Data records:
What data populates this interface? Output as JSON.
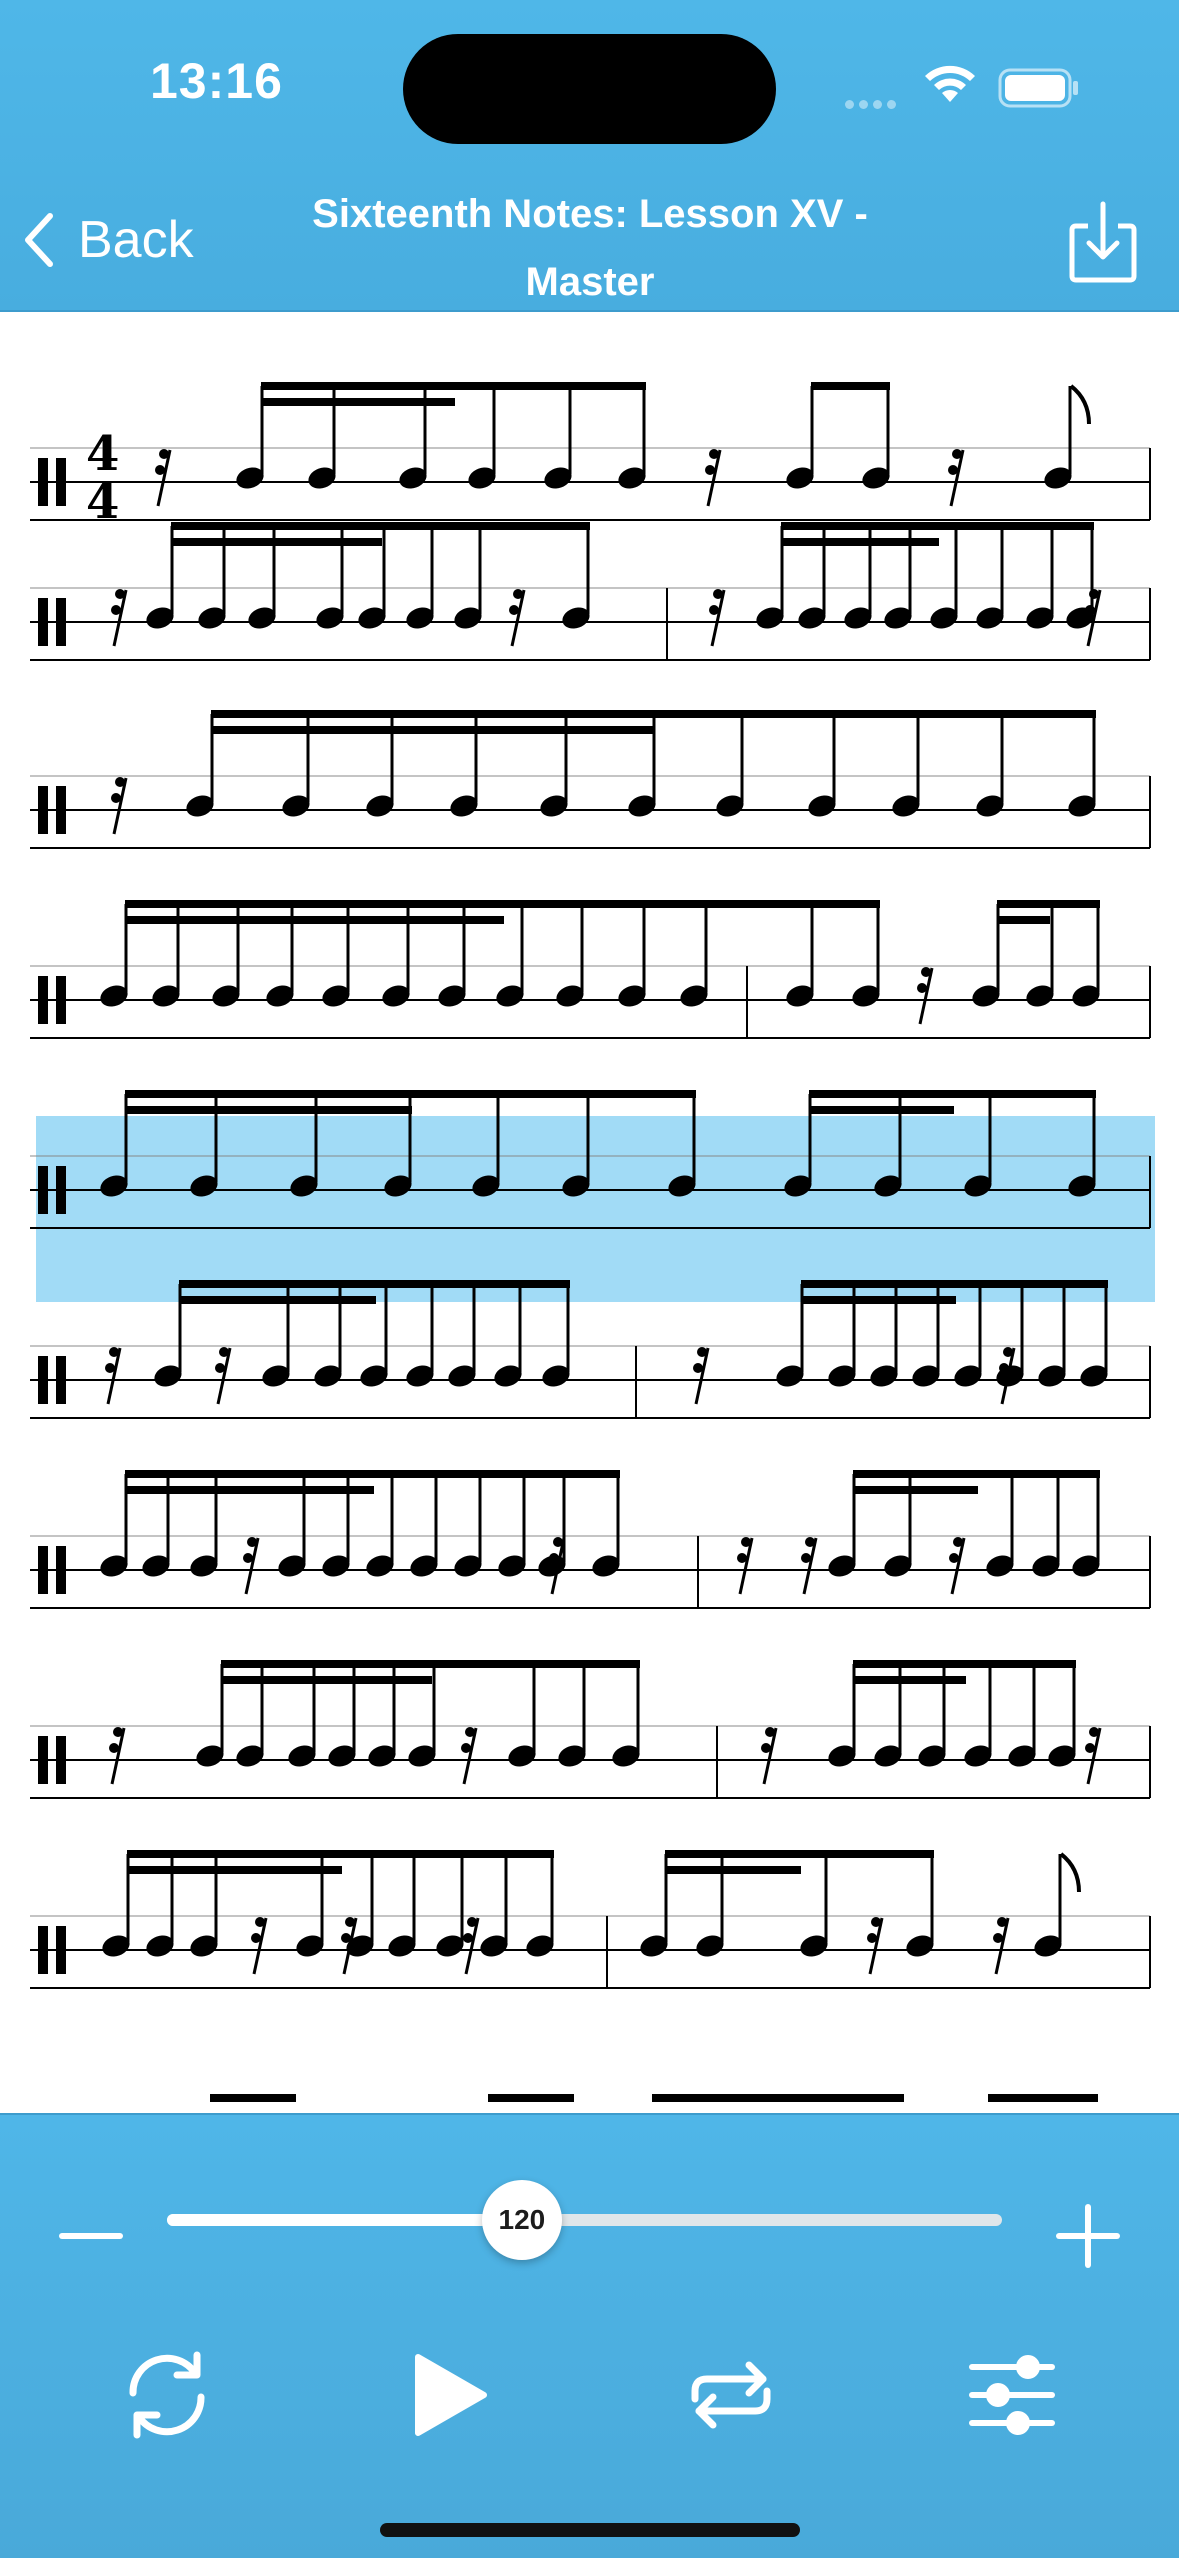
{
  "status_bar": {
    "time": "13:16"
  },
  "nav": {
    "back_label": "Back",
    "title_line1": "Sixteenth Notes: Lesson XV -",
    "title_line2": "Master",
    "download_icon": "download-tray-icon"
  },
  "score": {
    "time_signature": {
      "numerator": "4",
      "denominator": "4"
    },
    "highlighted_line": 5,
    "line_count_visible": 9
  },
  "playback": {
    "tempo": "120",
    "tempo_fraction": 0.425,
    "controls": [
      "sync-icon",
      "play-icon",
      "loop-icon",
      "sliders-icon"
    ]
  },
  "colors": {
    "accent": "#4fb7e8",
    "highlight": "#54beee",
    "ink": "#000000"
  }
}
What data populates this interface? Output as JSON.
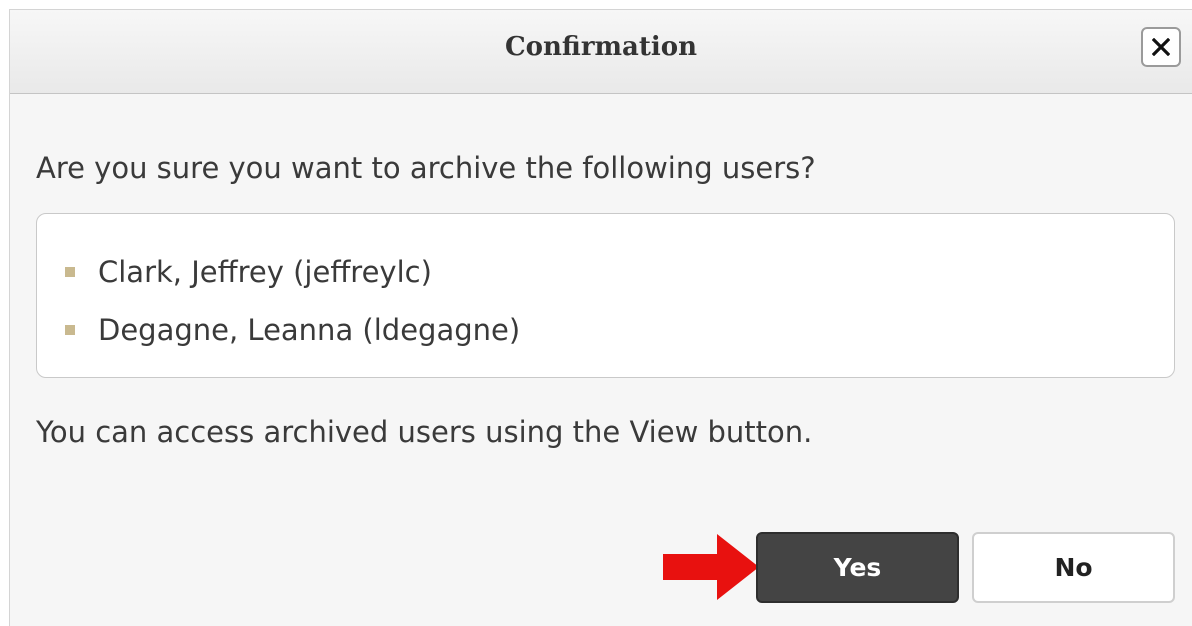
{
  "dialog": {
    "title": "Confirmation",
    "close_icon": "close-icon",
    "question": "Are you sure you want to archive the following users?",
    "users": [
      "Clark, Jeffrey (jeffreylc)",
      "Degagne, Leanna (ldegagne)"
    ],
    "info": "You can access archived users using the View button.",
    "buttons": {
      "yes_label": "Yes",
      "no_label": "No"
    }
  },
  "annotation": {
    "arrow_icon": "red-arrow-icon",
    "arrow_color": "#e8110f"
  },
  "colors": {
    "yes_button_bg": "#444444",
    "bullet": "#c9b98f",
    "dialog_bg": "#f6f6f6"
  }
}
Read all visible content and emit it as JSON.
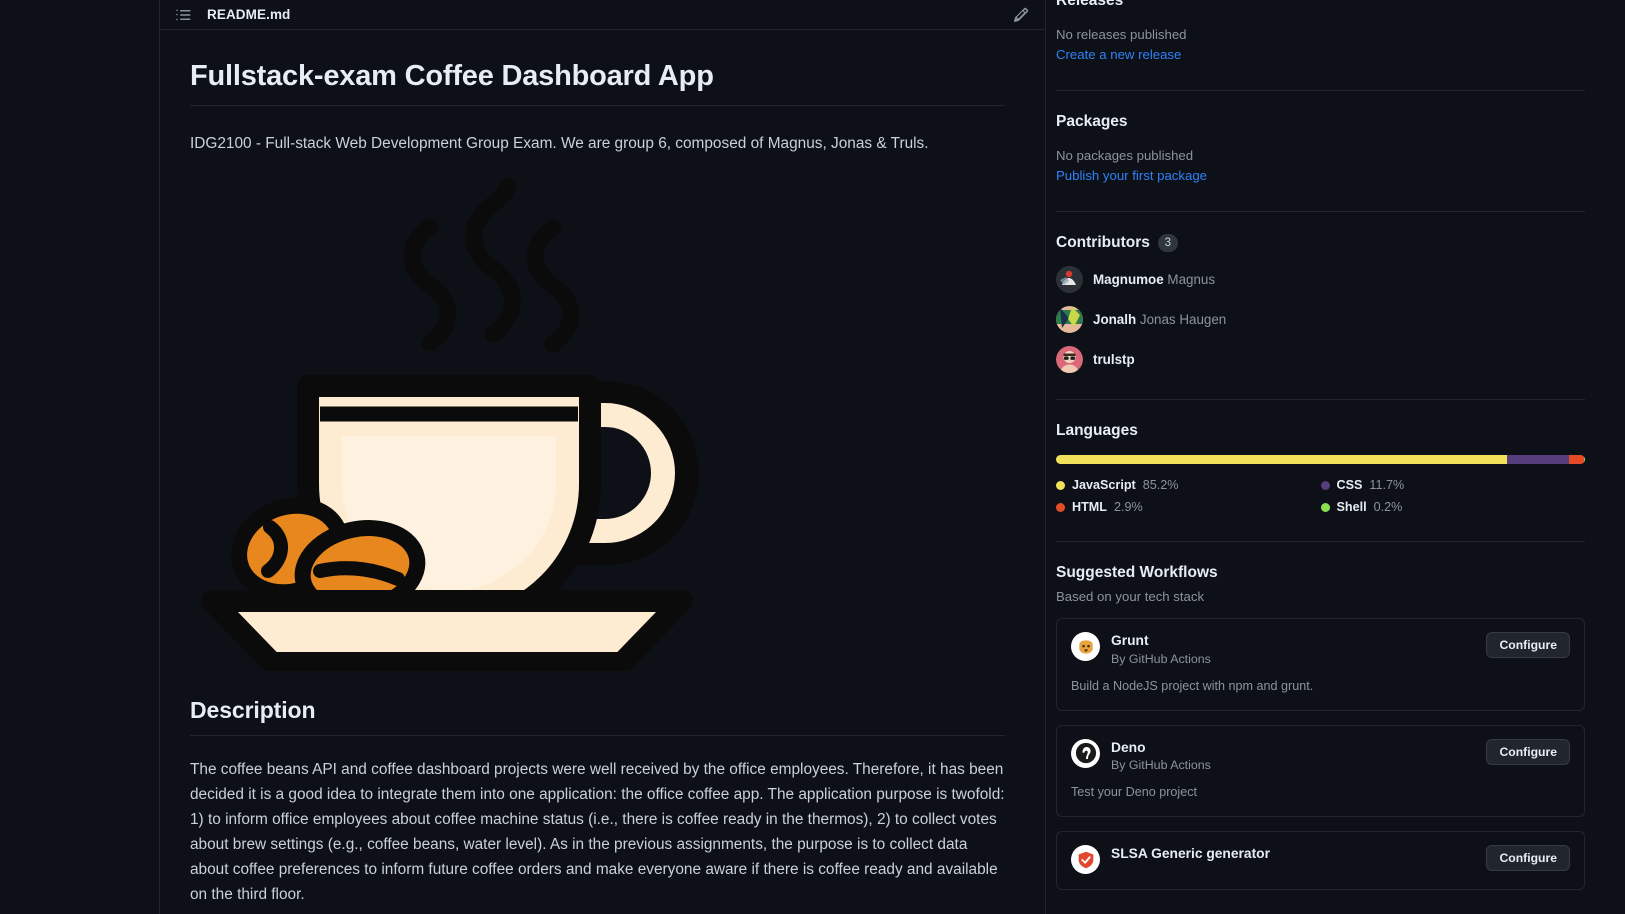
{
  "readme": {
    "filename": "README.md",
    "outline_icon": "list-unordered-icon",
    "edit_icon": "pencil-icon",
    "title": "Fullstack-exam Coffee Dashboard App",
    "intro": "IDG2100 - Full-stack Web Development Group Exam. We are group 6, composed of Magnus, Jonas & Truls.",
    "image_alt": "coffee-cup-illustration",
    "description_heading": "Description",
    "description_text": "The coffee beans API and coffee dashboard projects were well received by the office employees. Therefore, it has been decided it is a good idea to integrate them into one application: the office coffee app. The application purpose is twofold: 1) to inform office employees about coffee machine status (i.e., there is coffee ready in the thermos), 2) to collect votes about brew settings (e.g., coffee beans, water level). As in the previous assignments, the purpose is to collect data about coffee preferences to inform future coffee orders and make everyone aware if there is coffee ready and available on the third floor."
  },
  "sidebar": {
    "releases": {
      "title": "Releases",
      "empty_text": "No releases published",
      "link_text": "Create a new release"
    },
    "packages": {
      "title": "Packages",
      "empty_text": "No packages published",
      "link_text": "Publish your first package"
    },
    "contributors": {
      "title": "Contributors",
      "count": "3",
      "items": [
        {
          "username": "Magnumoe",
          "fullname": "Magnus"
        },
        {
          "username": "Jonalh",
          "fullname": "Jonas Haugen"
        },
        {
          "username": "trulstp",
          "fullname": ""
        }
      ]
    },
    "languages": {
      "title": "Languages",
      "items": [
        {
          "name": "JavaScript",
          "percent": "85.2%",
          "color": "#f1e05a",
          "width": 85.2
        },
        {
          "name": "CSS",
          "percent": "11.7%",
          "color": "#563d7c",
          "width": 11.7
        },
        {
          "name": "HTML",
          "percent": "2.9%",
          "color": "#e34c26",
          "width": 2.9
        },
        {
          "name": "Shell",
          "percent": "0.2%",
          "color": "#89e051",
          "width": 0.2
        }
      ]
    },
    "workflows": {
      "title": "Suggested Workflows",
      "subtitle": "Based on your tech stack",
      "configure_label": "Configure",
      "items": [
        {
          "name": "Grunt",
          "by": "By GitHub Actions",
          "description": "Build a NodeJS project with npm and grunt.",
          "logo": "grunt-logo"
        },
        {
          "name": "Deno",
          "by": "By GitHub Actions",
          "description": "Test your Deno project",
          "logo": "deno-logo"
        },
        {
          "name": "SLSA Generic generator",
          "by": "",
          "description": "",
          "logo": "slsa-logo"
        }
      ]
    }
  }
}
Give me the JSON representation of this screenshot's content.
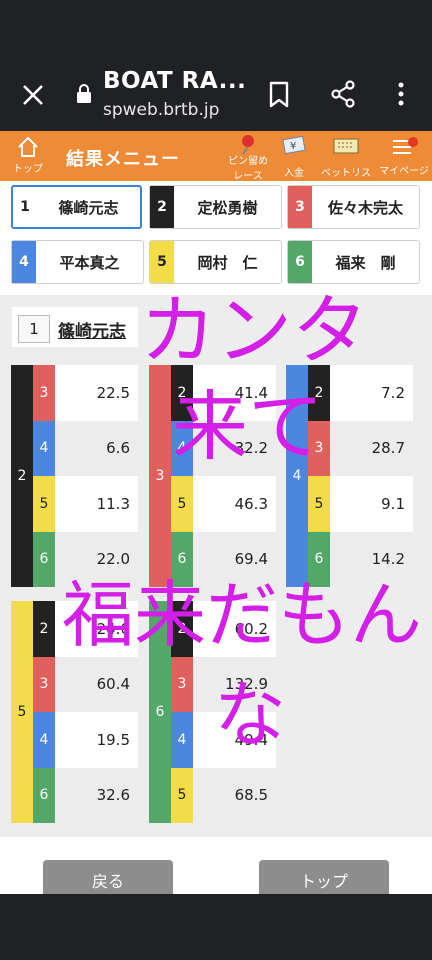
{
  "browser": {
    "title": "BOAT RA...",
    "host": "spweb.brtb.jp"
  },
  "nav": {
    "top_label": "トップ",
    "menu_title": "結果メニュー",
    "pin_label_1": "ピン留め",
    "pin_label_2": "レース",
    "deposit_label": "入金",
    "betlist_label": "ベットリスト",
    "mypage_label": "マイページ"
  },
  "racers": [
    {
      "num": "1",
      "name": "篠崎元志",
      "color": "#ffffff"
    },
    {
      "num": "2",
      "name": "定松勇樹",
      "color": "#222222"
    },
    {
      "num": "3",
      "name": "佐々木完太",
      "color": "#e0605e"
    },
    {
      "num": "4",
      "name": "平本真之",
      "color": "#4b86e0"
    },
    {
      "num": "5",
      "name": "岡村　仁",
      "color": "#f3dc4a"
    },
    {
      "num": "6",
      "name": "福来　剛",
      "color": "#53a869"
    }
  ],
  "selected": {
    "num": "1",
    "name": "篠崎元志"
  },
  "odds": [
    {
      "first": "2",
      "rows": [
        {
          "second": "3",
          "odds": "22.5"
        },
        {
          "second": "4",
          "odds": "6.6"
        },
        {
          "second": "5",
          "odds": "11.3"
        },
        {
          "second": "6",
          "odds": "22.0"
        }
      ]
    },
    {
      "first": "3",
      "rows": [
        {
          "second": "2",
          "odds": "41.4"
        },
        {
          "second": "4",
          "odds": "32.2"
        },
        {
          "second": "5",
          "odds": "46.3"
        },
        {
          "second": "6",
          "odds": "69.4"
        }
      ]
    },
    {
      "first": "4",
      "rows": [
        {
          "second": "2",
          "odds": "7.2"
        },
        {
          "second": "3",
          "odds": "28.7"
        },
        {
          "second": "5",
          "odds": "9.1"
        },
        {
          "second": "6",
          "odds": "14.2"
        }
      ]
    },
    {
      "first": "5",
      "rows": [
        {
          "second": "2",
          "odds": "24.0"
        },
        {
          "second": "3",
          "odds": "60.4"
        },
        {
          "second": "4",
          "odds": "19.5"
        },
        {
          "second": "6",
          "odds": "32.6"
        }
      ]
    },
    {
      "first": "6",
      "rows": [
        {
          "second": "2",
          "odds": "60.2"
        },
        {
          "second": "3",
          "odds": "132.9"
        },
        {
          "second": "4",
          "odds": "49.4"
        },
        {
          "second": "5",
          "odds": "68.5"
        }
      ]
    }
  ],
  "overlay": {
    "line1": "カンタ",
    "line2": "来て",
    "line3": "福来だもん",
    "line4": "な"
  },
  "buttons": {
    "back": "戻る",
    "top": "トップ"
  }
}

### Description of the task
Write out the records above once more, word for word, with no pictures.

### Written solution
What data populates this interface? Output as JSON.
{
  "status_bar": {
    "time": "13:16"
  },
  "nav": {
    "back_label": "Back",
    "title_line1": "Sixteenth Notes: Lesson XV -",
    "title_line2": "Master",
    "download_icon": "download-tray-icon"
  },
  "score": {
    "time_signature": {
      "numerator": "4",
      "denominator": "4"
    },
    "highlighted_line": 5,
    "line_count_visible": 9
  },
  "playback": {
    "tempo": "120",
    "tempo_fraction": 0.425,
    "controls": [
      "sync-icon",
      "play-icon",
      "loop-icon",
      "sliders-icon"
    ]
  },
  "colors": {
    "accent": "#4fb7e8",
    "highlight": "#54beee",
    "ink": "#000000"
  }
}
What data populates this interface? Output as JSON.
{
  "dialog": {
    "title": "Confirmation",
    "close_icon": "close-icon",
    "question": "Are you sure you want to archive the following users?",
    "users": [
      "Clark, Jeffrey (jeffreylc)",
      "Degagne, Leanna (ldegagne)"
    ],
    "info": "You can access archived users using the View button.",
    "buttons": {
      "yes_label": "Yes",
      "no_label": "No"
    }
  },
  "annotation": {
    "arrow_icon": "red-arrow-icon",
    "arrow_color": "#e8110f"
  },
  "colors": {
    "yes_button_bg": "#444444",
    "bullet": "#c9b98f",
    "dialog_bg": "#f6f6f6"
  }
}
Read all visible content and emit it as JSON.
{
  "readme": {
    "filename": "README.md",
    "outline_icon": "list-unordered-icon",
    "edit_icon": "pencil-icon",
    "title": "Fullstack-exam Coffee Dashboard App",
    "intro": "IDG2100 - Full-stack Web Development Group Exam. We are group 6, composed of Magnus, Jonas & Truls.",
    "image_alt": "coffee-cup-illustration",
    "description_heading": "Description",
    "description_text": "The coffee beans API and coffee dashboard projects were well received by the office employees. Therefore, it has been decided it is a good idea to integrate them into one application: the office coffee app. The application purpose is twofold: 1) to inform office employees about coffee machine status (i.e., there is coffee ready in the thermos), 2) to collect votes about brew settings (e.g., coffee beans, water level). As in the previous assignments, the purpose is to collect data about coffee preferences to inform future coffee orders and make everyone aware if there is coffee ready and available on the third floor."
  },
  "sidebar": {
    "releases": {
      "title": "Releases",
      "empty_text": "No releases published",
      "link_text": "Create a new release"
    },
    "packages": {
      "title": "Packages",
      "empty_text": "No packages published",
      "link_text": "Publish your first package"
    },
    "contributors": {
      "title": "Contributors",
      "count": "3",
      "items": [
        {
          "username": "Magnumoe",
          "fullname": "Magnus"
        },
        {
          "username": "Jonalh",
          "fullname": "Jonas Haugen"
        },
        {
          "username": "trulstp",
          "fullname": ""
        }
      ]
    },
    "languages": {
      "title": "Languages",
      "items": [
        {
          "name": "JavaScript",
          "percent": "85.2%",
          "color": "#f1e05a",
          "width": 85.2
        },
        {
          "name": "CSS",
          "percent": "11.7%",
          "color": "#563d7c",
          "width": 11.7
        },
        {
          "name": "HTML",
          "percent": "2.9%",
          "color": "#e34c26",
          "width": 2.9
        },
        {
          "name": "Shell",
          "percent": "0.2%",
          "color": "#89e051",
          "width": 0.2
        }
      ]
    },
    "workflows": {
      "title": "Suggested Workflows",
      "subtitle": "Based on your tech stack",
      "configure_label": "Configure",
      "items": [
        {
          "name": "Grunt",
          "by": "By GitHub Actions",
          "description": "Build a NodeJS project with npm and grunt.",
          "logo": "grunt-logo"
        },
        {
          "name": "Deno",
          "by": "By GitHub Actions",
          "description": "Test your Deno project",
          "logo": "deno-logo"
        },
        {
          "name": "SLSA Generic generator",
          "by": "",
          "description": "",
          "logo": "slsa-logo"
        }
      ]
    }
  }
}
Give me the JSON representation of this screenshot's content.
{
  "browser": {
    "title": "BOAT RA...",
    "host": "spweb.brtb.jp"
  },
  "nav": {
    "top_label": "トップ",
    "menu_title": "結果メニュー",
    "pin_label_1": "ピン留め",
    "pin_label_2": "レース",
    "deposit_label": "入金",
    "betlist_label": "ベットリスト",
    "mypage_label": "マイページ"
  },
  "racers": [
    {
      "num": "1",
      "name": "篠崎元志",
      "color": "#ffffff"
    },
    {
      "num": "2",
      "name": "定松勇樹",
      "color": "#222222"
    },
    {
      "num": "3",
      "name": "佐々木完太",
      "color": "#e0605e"
    },
    {
      "num": "4",
      "name": "平本真之",
      "color": "#4b86e0"
    },
    {
      "num": "5",
      "name": "岡村　仁",
      "color": "#f3dc4a"
    },
    {
      "num": "6",
      "name": "福来　剛",
      "color": "#53a869"
    }
  ],
  "selected": {
    "num": "1",
    "name": "篠崎元志"
  },
  "odds": [
    {
      "first": "2",
      "rows": [
        {
          "second": "3",
          "odds": "22.5"
        },
        {
          "second": "4",
          "odds": "6.6"
        },
        {
          "second": "5",
          "odds": "11.3"
        },
        {
          "second": "6",
          "odds": "22.0"
        }
      ]
    },
    {
      "first": "3",
      "rows": [
        {
          "second": "2",
          "odds": "41.4"
        },
        {
          "second": "4",
          "odds": "32.2"
        },
        {
          "second": "5",
          "odds": "46.3"
        },
        {
          "second": "6",
          "odds": "69.4"
        }
      ]
    },
    {
      "first": "4",
      "rows": [
        {
          "second": "2",
          "odds": "7.2"
        },
        {
          "second": "3",
          "odds": "28.7"
        },
        {
          "second": "5",
          "odds": "9.1"
        },
        {
          "second": "6",
          "odds": "14.2"
        }
      ]
    },
    {
      "first": "5",
      "rows": [
        {
          "second": "2",
          "odds": "24.0"
        },
        {
          "second": "3",
          "odds": "60.4"
        },
        {
          "second": "4",
          "odds": "19.5"
        },
        {
          "second": "6",
          "odds": "32.6"
        }
      ]
    },
    {
      "first": "6",
      "rows": [
        {
          "second": "2",
          "odds": "60.2"
        },
        {
          "second": "3",
          "odds": "132.9"
        },
        {
          "second": "4",
          "odds": "49.4"
        },
        {
          "second": "5",
          "odds": "68.5"
        }
      ]
    }
  ],
  "overlay": {
    "line1": "カンタ",
    "line2": "来て",
    "line3": "福来だもん",
    "line4": "な"
  },
  "buttons": {
    "back": "戻る",
    "top": "トップ"
  }
}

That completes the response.